Copy out the listing lines from the line with "x-tick-label: 15~21 xyxy=(100,198,129,227)" to the line with "legend-label: 2産目以上 xyxy=(334,249,380,262)", reproducing each one verbatim.

> [Data shown]:
BEGIN

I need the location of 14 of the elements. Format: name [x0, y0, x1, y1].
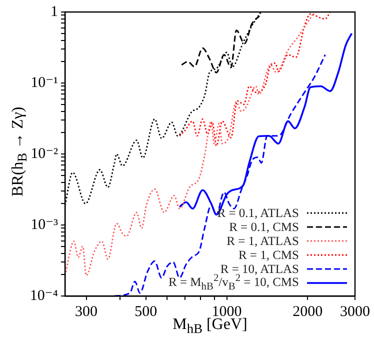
- y-tick-label: 10⁻²: [30, 146, 58, 162]
- y-tick-label: 10⁻³: [30, 216, 58, 233]
- y-tick-label: 10⁻¹: [30, 74, 58, 91]
- legend-label: R = 0.1, ATLAS: [217, 206, 299, 220]
- x-tick-label: 2000: [292, 304, 323, 320]
- x-tick-label: 300: [75, 304, 98, 320]
- legend-label: R = 1, ATLAS: [226, 234, 299, 248]
- y-tick-label: 10⁻⁴: [30, 288, 58, 304]
- legend-label: R = 1, CMS: [238, 248, 299, 262]
- x-tick-label: 3000: [340, 304, 370, 320]
- x-tick-label: 500: [134, 304, 158, 320]
- y-tick-label: 1: [50, 4, 58, 20]
- legend-label: R = 0.1, CMS: [229, 220, 299, 234]
- x-axis-title: M$_{h}$$_{B}$ [GeV]: [172, 316, 248, 336]
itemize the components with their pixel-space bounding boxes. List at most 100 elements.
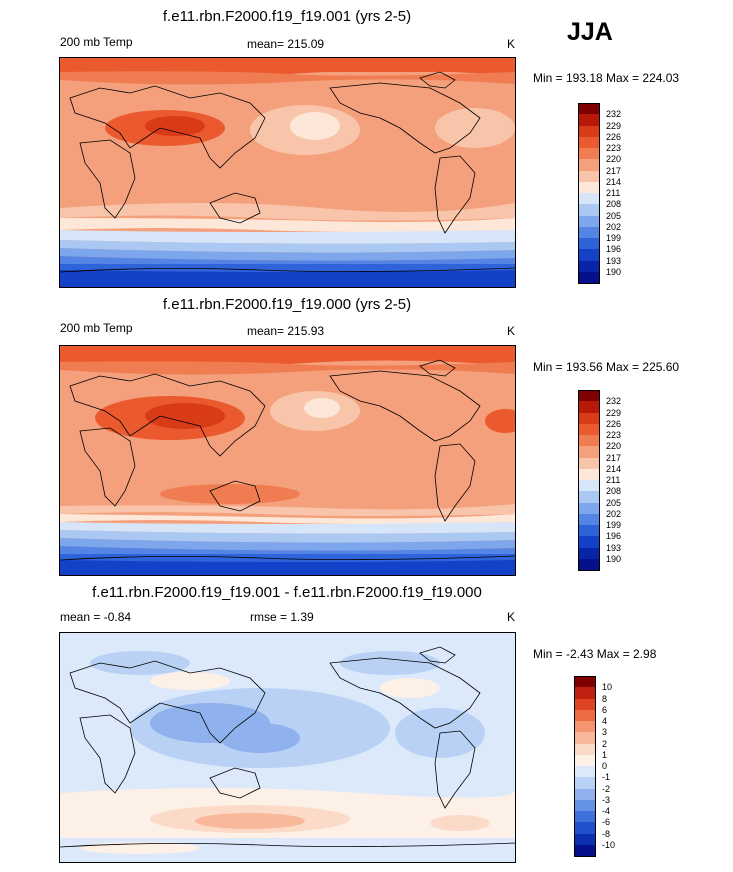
colorbar-tick-label: -8 bbox=[602, 828, 611, 839]
colorbar-swatch bbox=[578, 271, 600, 284]
colorbar-tick-label: 190 bbox=[606, 266, 622, 277]
colorbar-tick-label: 8 bbox=[602, 693, 608, 704]
colorbar-swatch bbox=[578, 204, 600, 216]
colorbar-tick-label: 211 bbox=[606, 475, 621, 485]
colorbar-swatch bbox=[578, 260, 600, 272]
colorbar-swatch bbox=[574, 833, 596, 845]
panel-2-title: f.e11.rbn.F2000.f19_f19.000 (yrs 2-5) bbox=[162, 296, 412, 313]
panel-3-map bbox=[59, 632, 516, 863]
colorbar-swatch bbox=[578, 249, 600, 261]
colorbar-tick-label: 0 bbox=[602, 761, 608, 771]
colorbar-tick-label: 232 bbox=[606, 396, 622, 407]
panel-3-units: K bbox=[507, 610, 516, 624]
colorbar-tick-label: -10 bbox=[602, 839, 616, 850]
panel-3-left-label: mean = -0.84 bbox=[60, 610, 132, 624]
colorbar-tick-label: -2 bbox=[602, 783, 611, 794]
panel-3-difference-field bbox=[60, 633, 515, 862]
panel-1-minmax: Min = 193.18 Max = 224.03 bbox=[533, 71, 680, 85]
panel-3-colorbar: 10 8 6 4 3 2 1 0 -1 -2 -3 -4 -6 -8 -10 bbox=[574, 676, 615, 857]
colorbar-swatch bbox=[578, 502, 600, 514]
colorbar-tick-label: -1 bbox=[602, 772, 611, 783]
colorbar-swatch bbox=[578, 215, 600, 227]
colorbar-swatch bbox=[578, 536, 600, 548]
colorbar-tick-label: 190 bbox=[606, 553, 622, 564]
colorbar-tick-label: 217 bbox=[606, 165, 622, 176]
colorbar-swatch bbox=[578, 480, 600, 492]
colorbar-swatch bbox=[578, 401, 600, 413]
colorbar-swatch bbox=[578, 159, 600, 171]
colorbar-tick-label: 202 bbox=[606, 508, 622, 519]
colorbar-swatch bbox=[578, 103, 600, 116]
colorbar-swatch bbox=[578, 181, 600, 193]
colorbar-swatch bbox=[578, 423, 600, 435]
colorbar-swatch bbox=[578, 491, 600, 503]
colorbar-swatch bbox=[578, 125, 600, 137]
colorbar-swatch bbox=[574, 799, 596, 811]
colorbar-tick-label: 202 bbox=[606, 221, 622, 232]
colorbar-tick-label: 193 bbox=[606, 255, 622, 266]
colorbar-tick-label: 193 bbox=[606, 542, 622, 553]
panel-3-minmax: Min = -2.43 Max = 2.98 bbox=[533, 647, 657, 661]
colorbar-swatch bbox=[578, 558, 600, 571]
colorbar-tick-label: 205 bbox=[606, 497, 622, 508]
colorbar-swatch bbox=[578, 547, 600, 559]
colorbar-swatch bbox=[578, 193, 600, 205]
colorbar-tick-label: 217 bbox=[606, 452, 622, 463]
colorbar-tick-label: 196 bbox=[606, 531, 622, 542]
season-label: JJA bbox=[567, 18, 613, 46]
colorbar-swatch bbox=[574, 721, 596, 733]
colorbar-tick-label: 223 bbox=[606, 143, 622, 153]
colorbar-swatch bbox=[574, 822, 596, 834]
colorbar-swatch bbox=[578, 238, 600, 250]
panel-1-temperature-field bbox=[60, 58, 515, 287]
colorbar-tick-label: 3 bbox=[602, 727, 608, 738]
colorbar-tick-label: 199 bbox=[606, 520, 622, 530]
colorbar-tick-label: 226 bbox=[606, 131, 622, 142]
colorbar-swatch bbox=[578, 513, 600, 525]
colorbar-tick-label: -4 bbox=[602, 806, 611, 816]
panel-2-temperature-field bbox=[60, 346, 515, 575]
panel-1-units: K bbox=[507, 37, 516, 51]
panel-2-minmax: Min = 193.56 Max = 225.60 bbox=[533, 360, 680, 374]
panel-3-center-label: rmse = 1.39 bbox=[250, 610, 314, 624]
colorbar-tick-label: 226 bbox=[606, 418, 622, 429]
colorbar-swatch bbox=[578, 148, 600, 160]
colorbar-swatch bbox=[578, 457, 600, 469]
colorbar-tick-label: 2 bbox=[602, 738, 608, 749]
colorbar-swatch bbox=[578, 435, 600, 447]
colorbar-swatch bbox=[578, 226, 600, 238]
colorbar-swatch bbox=[578, 136, 600, 148]
colorbar-swatch bbox=[574, 766, 596, 778]
colorbar-swatch bbox=[574, 676, 596, 689]
colorbar-swatch bbox=[578, 390, 600, 403]
colorbar-tick-label: 229 bbox=[606, 120, 622, 131]
colorbar-swatch bbox=[574, 709, 596, 721]
colorbar-swatch bbox=[574, 687, 596, 699]
panel-2-map bbox=[59, 345, 516, 576]
colorbar-swatch bbox=[578, 525, 600, 537]
colorbar-tick-label: 1 bbox=[602, 749, 608, 760]
colorbar-tick-label: -6 bbox=[602, 817, 611, 828]
colorbar-swatch bbox=[574, 777, 596, 789]
colorbar-tick-label: 6 bbox=[602, 704, 608, 715]
panel-1-title: f.e11.rbn.F2000.f19_f19.001 (yrs 2-5) bbox=[162, 8, 412, 25]
colorbar-tick-label: -3 bbox=[602, 794, 611, 805]
colorbar-swatch bbox=[578, 446, 600, 458]
panel-1-map bbox=[59, 57, 516, 288]
colorbar-swatch bbox=[574, 743, 596, 755]
colorbar-swatch bbox=[578, 114, 600, 126]
colorbar-tick-label: 214 bbox=[606, 463, 622, 474]
colorbar-tick-label: 211 bbox=[606, 188, 621, 198]
colorbar-tick-label: 205 bbox=[606, 210, 622, 221]
colorbar-swatch bbox=[574, 788, 596, 800]
colorbar-tick-label: 4 bbox=[602, 716, 608, 726]
colorbar-tick-label: 196 bbox=[606, 244, 622, 255]
colorbar-swatch bbox=[578, 412, 600, 424]
colorbar-tick-label: 10 bbox=[602, 682, 613, 693]
colorbar-swatch bbox=[574, 754, 596, 766]
colorbar-tick-label: 232 bbox=[606, 109, 622, 120]
colorbar-swatch bbox=[574, 732, 596, 744]
panel-1-colorbar: 232 229 226 223 220 217 214 211 208 205 202 199 196 1… bbox=[578, 103, 621, 284]
colorbar-tick-label: 214 bbox=[606, 176, 622, 187]
panel-1-center-label: mean= 215.09 bbox=[247, 37, 325, 51]
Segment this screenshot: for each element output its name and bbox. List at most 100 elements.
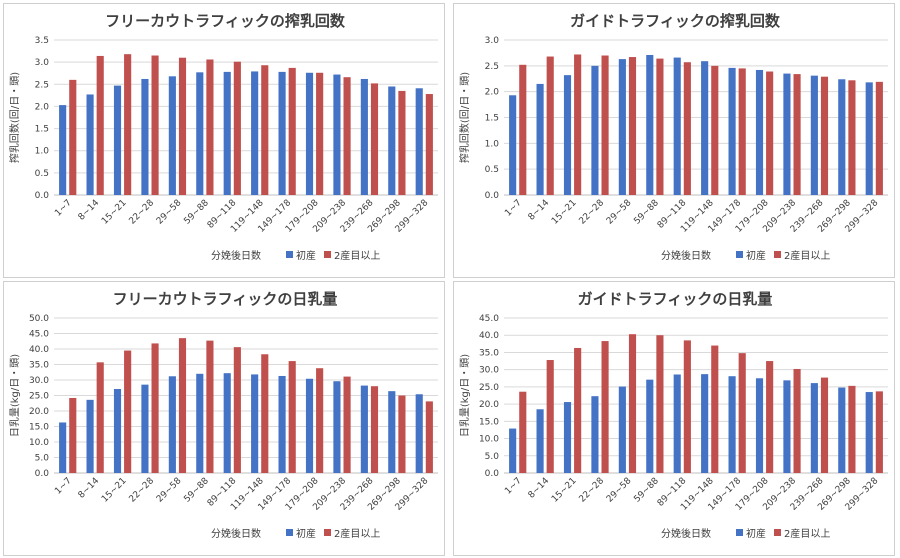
x-tick-label: 15~21 xyxy=(100,198,129,227)
bar-multiparous xyxy=(875,391,883,473)
y-axis-label: 日乳量(kg/日・頭) xyxy=(8,354,21,437)
bar-primiparous xyxy=(305,72,314,195)
x-axis-label: 分娩後日数 xyxy=(211,249,261,262)
x-tick-label: 29~58 xyxy=(155,198,184,227)
bar-primiparous xyxy=(563,402,572,473)
bar-multiparous xyxy=(69,397,77,473)
y-tick-label: 1.0 xyxy=(35,147,50,157)
bar-primiparous xyxy=(563,75,572,195)
bar-primiparous xyxy=(278,375,286,473)
legend-label: 2産目以上 xyxy=(334,249,380,262)
x-tick-label: 1~7 xyxy=(53,476,74,497)
bar-primiparous xyxy=(865,82,873,195)
bar-multiparous xyxy=(316,72,324,195)
bar-primiparous xyxy=(509,428,517,473)
y-tick-label: 10.0 xyxy=(479,435,499,445)
bar-multiparous xyxy=(151,55,159,195)
bar-multiparous xyxy=(343,376,351,473)
bar-multiparous xyxy=(738,68,746,195)
bar-multiparous xyxy=(316,368,324,473)
x-axis-label: 分娩後日数 xyxy=(661,249,711,262)
y-axis-label: 日乳量(kg/日・頭) xyxy=(458,354,471,437)
bar-primiparous xyxy=(728,376,736,473)
bar-multiparous xyxy=(628,57,637,195)
bar-primiparous xyxy=(113,85,122,195)
bar-multiparous xyxy=(96,55,104,195)
bar-primiparous xyxy=(59,422,67,473)
y-axis-label: 搾乳回数(回/日・頭) xyxy=(458,72,471,163)
bar-multiparous xyxy=(425,94,433,195)
y-tick-label: 35.0 xyxy=(479,348,499,358)
bar-multiparous xyxy=(233,347,241,473)
bar-primiparous xyxy=(251,374,259,473)
bar-primiparous xyxy=(810,383,818,473)
bar-primiparous xyxy=(646,54,654,195)
y-tick-label: 25.0 xyxy=(479,383,499,393)
y-tick-label: 15.0 xyxy=(29,423,49,433)
bar-multiparous xyxy=(370,386,379,473)
bar-primiparous xyxy=(360,385,368,473)
bar-primiparous xyxy=(141,384,149,473)
bar-multiparous xyxy=(178,57,187,195)
x-tick-label: 15~21 xyxy=(550,198,579,227)
chart-svg: フリーカウトラフィックの搾乳回数 0.0 0.5 1.0 1.5 2.0 2.5 3.0 3.5… xyxy=(8,12,438,262)
legend-swatch xyxy=(774,529,781,536)
bar-multiparous xyxy=(233,61,241,196)
bar-multiparous xyxy=(69,79,77,195)
bar-primiparous xyxy=(278,71,286,195)
chart-title: ガイドトラフィックの搾乳回数 xyxy=(570,12,781,30)
bar-primiparous xyxy=(673,374,681,473)
bar-multiparous xyxy=(398,90,406,195)
y-tick-label: 0.0 xyxy=(35,191,50,201)
bar-primiparous xyxy=(755,69,764,195)
bar-primiparous xyxy=(536,83,544,195)
bar-primiparous xyxy=(333,74,341,195)
legend-swatch xyxy=(286,529,293,536)
y-tick-label: 50.0 xyxy=(29,314,49,324)
bar-primiparous xyxy=(388,86,396,195)
y-tick-label: 3.5 xyxy=(35,36,49,46)
bar-multiparous xyxy=(546,56,554,196)
x-tick-label: 22~28 xyxy=(128,476,157,505)
y-tick-label: 1.5 xyxy=(35,125,49,135)
bar-primiparous xyxy=(168,376,176,473)
y-axis-label: 搾乳回数(回/日・頭) xyxy=(8,72,21,163)
bar-multiparous xyxy=(793,368,801,473)
legend-swatch xyxy=(324,529,331,536)
bar-primiparous xyxy=(251,71,259,195)
chart-svg: フリーカウトラフィックの日乳量 0.0 5.0 10.0 15.0 20.0 25.0 30.… xyxy=(8,290,438,540)
bar-multiparous xyxy=(601,341,609,473)
chart-svg: ガイドトラフィックの日乳量 0.0 5.0 10.0 15.0 20.0 25.0 30.0 3… xyxy=(458,290,888,540)
bar-multiparous xyxy=(711,345,719,473)
bar-primiparous xyxy=(141,78,149,195)
chart-title: フリーカウトラフィックの日乳量 xyxy=(113,290,338,308)
y-tick-label: 10.0 xyxy=(29,438,49,448)
bar-primiparous xyxy=(783,73,791,195)
bar-primiparous xyxy=(728,67,736,195)
x-tick-label: 22~28 xyxy=(578,476,607,505)
bar-multiparous xyxy=(766,361,774,473)
bar-multiparous xyxy=(683,340,691,473)
y-tick-label: 45.0 xyxy=(479,314,499,324)
bar-multiparous xyxy=(683,62,691,195)
bar-primiparous xyxy=(86,94,94,195)
y-tick-label: 25.0 xyxy=(29,392,49,402)
y-tick-label: 2.0 xyxy=(35,102,50,112)
y-tick-label: 0.0 xyxy=(35,469,50,479)
bar-multiparous xyxy=(875,81,883,195)
bar-multiparous xyxy=(793,74,801,195)
bar-primiparous xyxy=(865,392,873,473)
bar-primiparous xyxy=(591,396,599,473)
bar-multiparous xyxy=(738,353,746,473)
x-tick-label: 15~21 xyxy=(550,476,579,505)
bar-primiparous xyxy=(591,65,599,195)
legend-label: 初産 xyxy=(746,527,766,540)
y-tick-label: 5.0 xyxy=(35,454,50,464)
bar-multiparous xyxy=(96,362,104,473)
bar-multiparous xyxy=(206,340,214,473)
x-axis-label: 分娩後日数 xyxy=(661,527,711,540)
y-tick-label: 5.0 xyxy=(485,452,500,462)
bar-multiparous xyxy=(574,347,582,473)
x-tick-label: 1~7 xyxy=(503,198,524,219)
bar-primiparous xyxy=(415,88,423,195)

END

> [Response to the exercise]:
x-tick-label: 15~21 xyxy=(100,198,129,227)
bar-multiparous xyxy=(875,391,883,473)
y-axis-label: 日乳量(kg/日・頭) xyxy=(8,354,21,437)
bar-primiparous xyxy=(305,72,314,195)
x-axis-label: 分娩後日数 xyxy=(211,249,261,262)
x-tick-label: 29~58 xyxy=(155,198,184,227)
bar-primiparous xyxy=(563,402,572,473)
bar-multiparous xyxy=(69,397,77,473)
y-tick-label: 1.0 xyxy=(35,147,50,157)
bar-primiparous xyxy=(563,75,572,195)
bar-primiparous xyxy=(278,375,286,473)
legend-label: 2産目以上 xyxy=(334,249,380,262)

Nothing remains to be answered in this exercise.